Provided text Start Marker

POST/v1/sessions/{id}/exec

Drive the live VM. Send one of three payloads (or combine files with commands). State from previous steps is always visible. The response shape matches /v1/exec, except there is no per-call spawn, so fork_time_ms is 0.

Run code

http
POST /v1/sessions/{id}/exec
{ "code": "import os; print(os.listdir('/app'))", "timeout_seconds": 30 }

200 OK
{ "id": "...", "stdout": "['src', 'tests']\n", "stderr": "", "exit_code": 0,
  "fork_time_ms": 0, "exec_time_ms": 12.4, "total_time_ms": 12.4 }

Run commands

Each command is an argv array, run from the working directory.

http
POST /v1/sessions/{id}/exec
{ "commands": [ ["grep", "-rn", "bug", "src/"], ["python", "-m", "pytest", "-x"] ] }

Write files

Write or overwrite files in the live VM, for example applying an edit before re-running tests.

Provided text End Marker

--- Activity list ---
1: In the session exec documentation, what is fork_time_ms in the response, and why?
2: Output, word for word, the part of the session exec documentation that opens with the words containing "Each command is" and closes with "before re-running tests.".

Recorded information Start Marker

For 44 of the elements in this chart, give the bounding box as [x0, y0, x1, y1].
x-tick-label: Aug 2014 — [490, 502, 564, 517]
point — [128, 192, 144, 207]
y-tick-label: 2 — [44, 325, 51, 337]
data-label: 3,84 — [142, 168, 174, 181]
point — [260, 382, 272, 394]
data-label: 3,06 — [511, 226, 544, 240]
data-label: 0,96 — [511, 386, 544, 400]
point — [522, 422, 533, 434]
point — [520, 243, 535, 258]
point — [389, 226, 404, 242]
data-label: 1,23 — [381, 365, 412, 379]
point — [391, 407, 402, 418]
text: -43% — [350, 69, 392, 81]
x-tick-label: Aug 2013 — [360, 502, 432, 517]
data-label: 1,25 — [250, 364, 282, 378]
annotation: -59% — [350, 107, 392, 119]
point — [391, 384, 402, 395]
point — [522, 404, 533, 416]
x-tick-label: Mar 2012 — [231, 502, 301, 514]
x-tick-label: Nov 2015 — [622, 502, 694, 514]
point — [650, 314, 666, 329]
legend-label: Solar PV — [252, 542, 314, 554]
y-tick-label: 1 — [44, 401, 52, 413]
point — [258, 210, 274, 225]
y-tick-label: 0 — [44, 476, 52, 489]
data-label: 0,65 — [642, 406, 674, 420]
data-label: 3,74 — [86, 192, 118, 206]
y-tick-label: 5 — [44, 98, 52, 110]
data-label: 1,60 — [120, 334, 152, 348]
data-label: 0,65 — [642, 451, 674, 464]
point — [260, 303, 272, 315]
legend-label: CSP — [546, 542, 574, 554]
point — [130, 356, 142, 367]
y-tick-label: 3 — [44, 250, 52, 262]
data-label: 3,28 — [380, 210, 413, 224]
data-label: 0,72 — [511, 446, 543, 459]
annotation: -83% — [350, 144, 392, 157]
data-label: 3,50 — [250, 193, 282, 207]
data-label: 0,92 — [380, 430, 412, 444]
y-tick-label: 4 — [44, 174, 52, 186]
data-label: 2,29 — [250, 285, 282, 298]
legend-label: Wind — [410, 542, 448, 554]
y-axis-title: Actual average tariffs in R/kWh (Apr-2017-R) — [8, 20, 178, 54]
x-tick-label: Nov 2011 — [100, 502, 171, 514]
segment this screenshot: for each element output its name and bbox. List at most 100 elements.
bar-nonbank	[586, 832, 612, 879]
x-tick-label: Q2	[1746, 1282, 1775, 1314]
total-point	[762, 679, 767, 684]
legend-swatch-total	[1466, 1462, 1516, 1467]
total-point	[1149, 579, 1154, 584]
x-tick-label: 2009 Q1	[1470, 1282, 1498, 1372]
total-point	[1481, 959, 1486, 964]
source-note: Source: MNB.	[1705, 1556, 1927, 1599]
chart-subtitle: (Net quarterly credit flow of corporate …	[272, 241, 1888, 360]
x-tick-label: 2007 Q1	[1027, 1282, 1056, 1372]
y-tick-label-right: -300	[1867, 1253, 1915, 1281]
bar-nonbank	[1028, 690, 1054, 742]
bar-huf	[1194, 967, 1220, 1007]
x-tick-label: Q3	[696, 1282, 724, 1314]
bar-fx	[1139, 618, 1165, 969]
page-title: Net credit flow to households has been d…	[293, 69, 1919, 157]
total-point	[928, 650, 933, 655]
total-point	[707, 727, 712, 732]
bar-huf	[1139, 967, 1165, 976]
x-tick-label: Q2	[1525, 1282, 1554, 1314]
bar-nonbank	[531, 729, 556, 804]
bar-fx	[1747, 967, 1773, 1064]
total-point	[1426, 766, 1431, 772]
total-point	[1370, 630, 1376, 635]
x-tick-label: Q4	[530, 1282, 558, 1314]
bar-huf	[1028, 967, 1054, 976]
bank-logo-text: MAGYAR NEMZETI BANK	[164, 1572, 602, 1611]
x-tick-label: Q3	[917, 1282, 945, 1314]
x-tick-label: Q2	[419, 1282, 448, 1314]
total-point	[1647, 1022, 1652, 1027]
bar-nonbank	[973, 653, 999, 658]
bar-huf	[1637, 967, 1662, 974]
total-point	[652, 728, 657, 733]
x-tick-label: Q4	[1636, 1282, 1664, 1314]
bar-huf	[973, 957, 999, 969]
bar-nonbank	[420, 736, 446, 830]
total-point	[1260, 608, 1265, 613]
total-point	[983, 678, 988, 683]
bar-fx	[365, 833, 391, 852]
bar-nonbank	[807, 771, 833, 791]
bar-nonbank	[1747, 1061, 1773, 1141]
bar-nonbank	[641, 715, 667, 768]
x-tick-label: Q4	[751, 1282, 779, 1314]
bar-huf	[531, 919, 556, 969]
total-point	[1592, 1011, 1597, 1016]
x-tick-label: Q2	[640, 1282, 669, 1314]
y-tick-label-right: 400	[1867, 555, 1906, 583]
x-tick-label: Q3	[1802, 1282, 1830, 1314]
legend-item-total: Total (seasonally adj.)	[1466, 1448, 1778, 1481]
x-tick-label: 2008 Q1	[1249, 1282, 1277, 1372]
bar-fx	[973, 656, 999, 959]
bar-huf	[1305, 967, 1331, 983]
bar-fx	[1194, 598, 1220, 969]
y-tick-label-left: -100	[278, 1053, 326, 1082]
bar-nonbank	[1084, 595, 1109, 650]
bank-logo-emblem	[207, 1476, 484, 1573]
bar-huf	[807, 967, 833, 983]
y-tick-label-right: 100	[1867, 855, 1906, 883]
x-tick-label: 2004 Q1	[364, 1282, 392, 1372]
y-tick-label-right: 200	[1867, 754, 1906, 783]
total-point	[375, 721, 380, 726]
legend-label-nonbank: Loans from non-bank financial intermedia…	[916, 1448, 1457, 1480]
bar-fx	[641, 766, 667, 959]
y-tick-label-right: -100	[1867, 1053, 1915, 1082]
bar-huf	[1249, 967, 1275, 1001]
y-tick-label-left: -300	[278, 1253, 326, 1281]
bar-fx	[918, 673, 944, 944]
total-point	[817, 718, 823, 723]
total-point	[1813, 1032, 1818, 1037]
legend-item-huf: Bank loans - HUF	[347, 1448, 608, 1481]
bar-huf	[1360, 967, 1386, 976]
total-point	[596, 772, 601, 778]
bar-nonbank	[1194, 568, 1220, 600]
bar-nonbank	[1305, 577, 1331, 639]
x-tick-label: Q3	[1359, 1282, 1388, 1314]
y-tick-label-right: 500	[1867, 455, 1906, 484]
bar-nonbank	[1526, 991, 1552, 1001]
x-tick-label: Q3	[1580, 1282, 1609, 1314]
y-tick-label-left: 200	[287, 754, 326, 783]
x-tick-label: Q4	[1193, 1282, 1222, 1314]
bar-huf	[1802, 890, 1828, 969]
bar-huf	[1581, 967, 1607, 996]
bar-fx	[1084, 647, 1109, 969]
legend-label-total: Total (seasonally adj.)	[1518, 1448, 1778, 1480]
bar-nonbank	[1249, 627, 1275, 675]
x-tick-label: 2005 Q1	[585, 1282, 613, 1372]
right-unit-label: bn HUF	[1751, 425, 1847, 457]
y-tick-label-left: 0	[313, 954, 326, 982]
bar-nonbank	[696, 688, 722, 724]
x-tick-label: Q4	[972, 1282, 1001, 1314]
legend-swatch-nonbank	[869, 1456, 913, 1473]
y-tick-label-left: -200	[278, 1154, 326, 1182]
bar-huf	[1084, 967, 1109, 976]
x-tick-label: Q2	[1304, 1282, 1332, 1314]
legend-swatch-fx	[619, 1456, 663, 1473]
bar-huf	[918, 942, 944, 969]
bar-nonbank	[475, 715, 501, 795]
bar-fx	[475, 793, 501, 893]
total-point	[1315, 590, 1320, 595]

Recorded information End Marker

--- Responses in order ---
1: It is 0, because there is no per-call spawn.

2:
Each command is an argv array, run from the working directory.

http
POST /v1/sessions/{id}/exec
{ "commands": [ ["grep", "-rn", "bug", "src/"], ["python", "-m", "pytest", "-x"] ] }

Write files

Write or overwrite files in the live VM, for example applying an edit before re-running tests.